■ **SUPPLIED MATERIAL**:
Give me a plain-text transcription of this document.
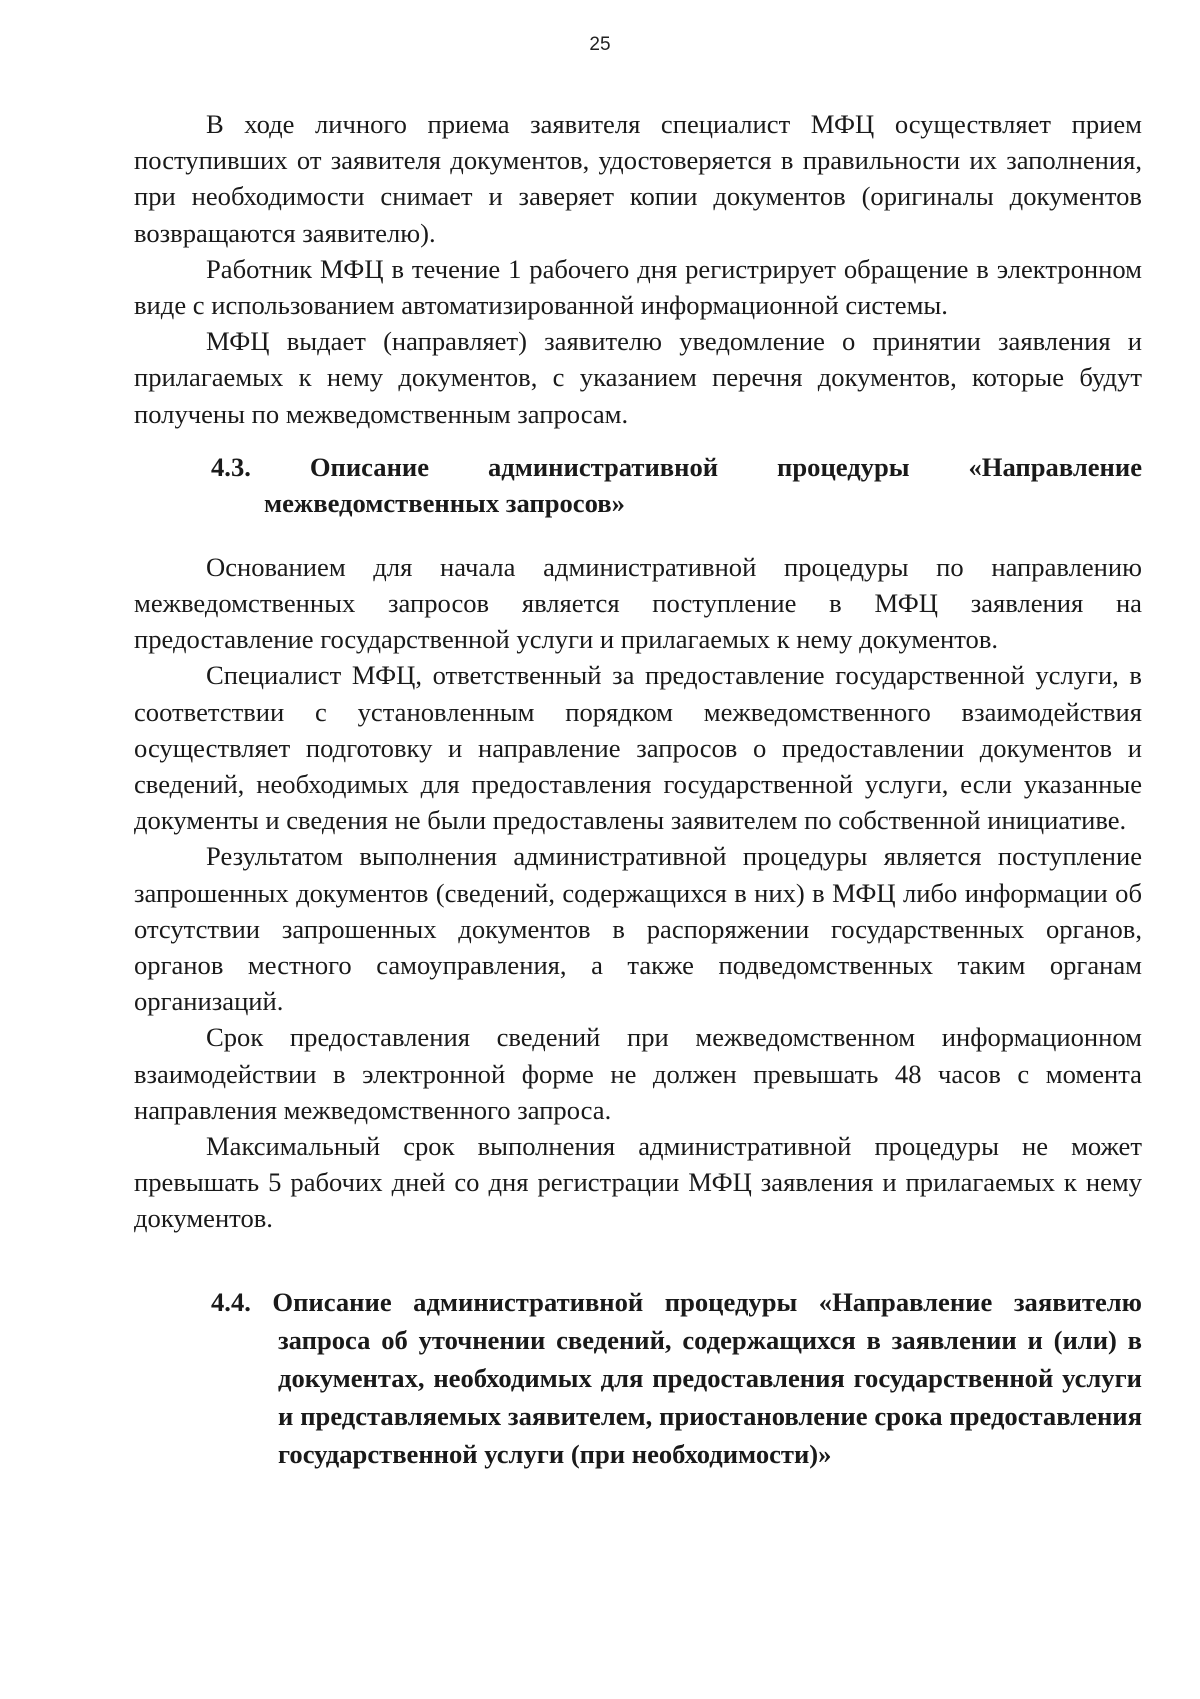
25

В ходе личного приема заявителя специалист МФЦ осуществляет прием поступивших от заявителя документов, удостоверяется в правильности их заполнения, при необходимости снимает и заверяет копии документов (оригиналы документов возвращаются заявителю).

Работник МФЦ в течение 1 рабочего дня регистрирует обращение в электронном виде с использованием автоматизированной информационной системы.

МФЦ выдает (направляет) заявителю уведомление о принятии заявления и прилагаемых к нему документов, с указанием перечня документов, которые будут получены по межведомственным запросам.

4.3. Описание административной процедуры «Направление межведомственных запросов»

Основанием для начала административной процедуры по направлению межведомственных запросов является поступление в МФЦ заявления на предоставление государственной услуги и прилагаемых к нему документов.

Специалист МФЦ, ответственный за предоставление государственной услуги, в соответствии с установленным порядком межведомственного взаимодействия осуществляет подготовку и направление запросов о предоставлении документов и сведений, необходимых для предоставления государственной услуги, если указанные документы и сведения не были предоставлены заявителем по собственной инициативе.

Результатом выполнения административной процедуры является поступление запрошенных документов (сведений, содержащихся в них) в МФЦ либо информации об отсутствии запрошенных документов в распоряжении государственных органов, органов местного самоуправления, а также подведомственных таким органам организаций.

Срок предоставления сведений при межведомственном информационном взаимодействии в электронной форме не должен превышать 48 часов с момента направления межведомственного запроса.

Максимальный срок выполнения административной процедуры не может превышать 5 рабочих дней со дня регистрации МФЦ заявления и прилагаемых к нему документов.

4.4. Описание административной процедуры «Направление заявителю запроса об уточнении сведений, содержащихся в заявлении и (или) в документах, необходимых для предоставления государственной услуги и представляемых заявителем, приостановление срока предоставления государственной услуги (при необходимости)»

■ **REQUIRED WORK**: How many of the lines in the listing above hold the word "выполнения"? Report only that figure.

■ **SOLUTION BELOW**: 2